Supplied data:
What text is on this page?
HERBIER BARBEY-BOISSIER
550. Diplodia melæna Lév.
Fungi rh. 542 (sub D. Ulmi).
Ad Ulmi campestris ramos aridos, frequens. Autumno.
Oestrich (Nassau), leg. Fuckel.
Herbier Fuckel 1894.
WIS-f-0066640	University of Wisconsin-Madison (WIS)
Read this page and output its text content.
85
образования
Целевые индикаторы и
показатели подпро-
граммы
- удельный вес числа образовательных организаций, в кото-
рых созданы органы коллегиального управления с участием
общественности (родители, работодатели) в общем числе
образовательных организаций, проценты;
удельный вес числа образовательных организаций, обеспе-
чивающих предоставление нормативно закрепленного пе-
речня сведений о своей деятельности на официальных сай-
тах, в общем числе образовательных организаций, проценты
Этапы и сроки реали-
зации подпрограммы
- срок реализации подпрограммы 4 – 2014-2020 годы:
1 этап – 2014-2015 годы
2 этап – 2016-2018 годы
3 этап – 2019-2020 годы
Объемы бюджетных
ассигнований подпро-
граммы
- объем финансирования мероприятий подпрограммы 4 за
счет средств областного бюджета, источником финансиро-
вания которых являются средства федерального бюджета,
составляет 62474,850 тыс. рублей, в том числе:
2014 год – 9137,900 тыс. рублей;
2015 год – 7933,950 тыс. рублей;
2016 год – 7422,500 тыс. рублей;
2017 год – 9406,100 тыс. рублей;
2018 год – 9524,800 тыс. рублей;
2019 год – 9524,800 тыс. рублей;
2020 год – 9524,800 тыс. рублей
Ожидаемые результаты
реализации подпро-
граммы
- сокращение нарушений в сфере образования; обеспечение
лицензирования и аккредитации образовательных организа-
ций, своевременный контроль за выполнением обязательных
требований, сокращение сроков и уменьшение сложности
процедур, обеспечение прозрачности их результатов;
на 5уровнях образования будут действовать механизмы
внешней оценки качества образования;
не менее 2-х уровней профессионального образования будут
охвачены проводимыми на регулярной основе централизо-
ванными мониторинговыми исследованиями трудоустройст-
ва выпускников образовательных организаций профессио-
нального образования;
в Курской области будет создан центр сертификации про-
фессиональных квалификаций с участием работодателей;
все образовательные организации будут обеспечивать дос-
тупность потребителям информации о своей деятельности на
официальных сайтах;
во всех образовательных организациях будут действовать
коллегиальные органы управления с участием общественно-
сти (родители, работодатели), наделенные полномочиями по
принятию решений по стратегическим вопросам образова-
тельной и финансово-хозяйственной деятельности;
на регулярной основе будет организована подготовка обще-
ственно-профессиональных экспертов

Aim of the task:
Return all of the data word for word.

Expected answer:
What text is on this page?
HERBIER BARBEY-BOISSIER
550. Diplodia melæna Lév.
Fungi rh. 542 (sub D. Ulmi).
Ad Ulmi campestris ramos aridos, frequens. Autumno.
Oestrich (Nassau), leg. Fuckel.
Herbier Fuckel 1894.
WIS-f-0066640	University of Wisconsin-Madison (WIS)
Read this page and output its text content.
85
образования
Целевые индикаторы и
показатели подпро-
граммы
- удельный вес числа образовательных организаций, в кото-
рых созданы органы коллегиального управления с участием
общественности (родители, работодатели) в общем числе
образовательных организаций, проценты;
удельный вес числа образовательных организаций, обеспе-
чивающих предоставление нормативно закрепленного пе-
речня сведений о своей деятельности на официальных сай-
тах, в общем числе образовательных организаций, проценты
Этапы и сроки реали-
зации подпрограммы
- срок реализации подпрограммы 4 – 2014-2020 годы:
1 этап – 2014-2015 годы
2 этап – 2016-2018 годы
3 этап – 2019-2020 годы
Объемы бюджетных
ассигнований подпро-
граммы
- объем финансирования мероприятий подпрограммы 4 за
счет средств областного бюджета, источником финансиро-
вания которых являются средства федерального бюджета,
составляет 62474,850 тыс. рублей, в том числе:
2014 год – 9137,900 тыс. рублей;
2015 год – 7933,950 тыс. рублей;
2016 год – 7422,500 тыс. рублей;
2017 год – 9406,100 тыс. рублей;
2018 год – 9524,800 тыс. рублей;
2019 год – 9524,800 тыс. рублей;
2020 год – 9524,800 тыс. рублей
Ожидаемые результаты
реализации подпро-
граммы
- сокращение нарушений в сфере образования; обеспечение
лицензирования и аккредитации образовательных организа-
ций, своевременный контроль за выполнением обязательных
требований, сокращение сроков и уменьшение сложности
процедур, обеспечение прозрачности их результатов;
на 5уровнях образования будут действовать механизмы
внешней оценки качества образования;
не менее 2-х уровней профессионального образования будут
охвачены проводимыми на регулярной основе централизо-
ванными мониторинговыми исследованиями трудоустройст-
ва выпускников образовательных организаций профессио-
нального образования;
в Курской области будет создан центр сертификации про-
фессиональных квалификаций с участием работодателей;
все образовательные организации будут обеспечивать дос-
тупность потребителям информации о своей деятельности на
официальных сайтах;
во всех образовательных организациях будут действовать
коллегиальные органы управления с участием общественно-
сти (родители, работодатели), наделенные полномочиями по
принятию решений по стратегическим вопросам образова-
тельной и финансово-хозяйственной деятельности;
на регулярной основе будет организована подготовка обще-
ственно-профессиональных экспертов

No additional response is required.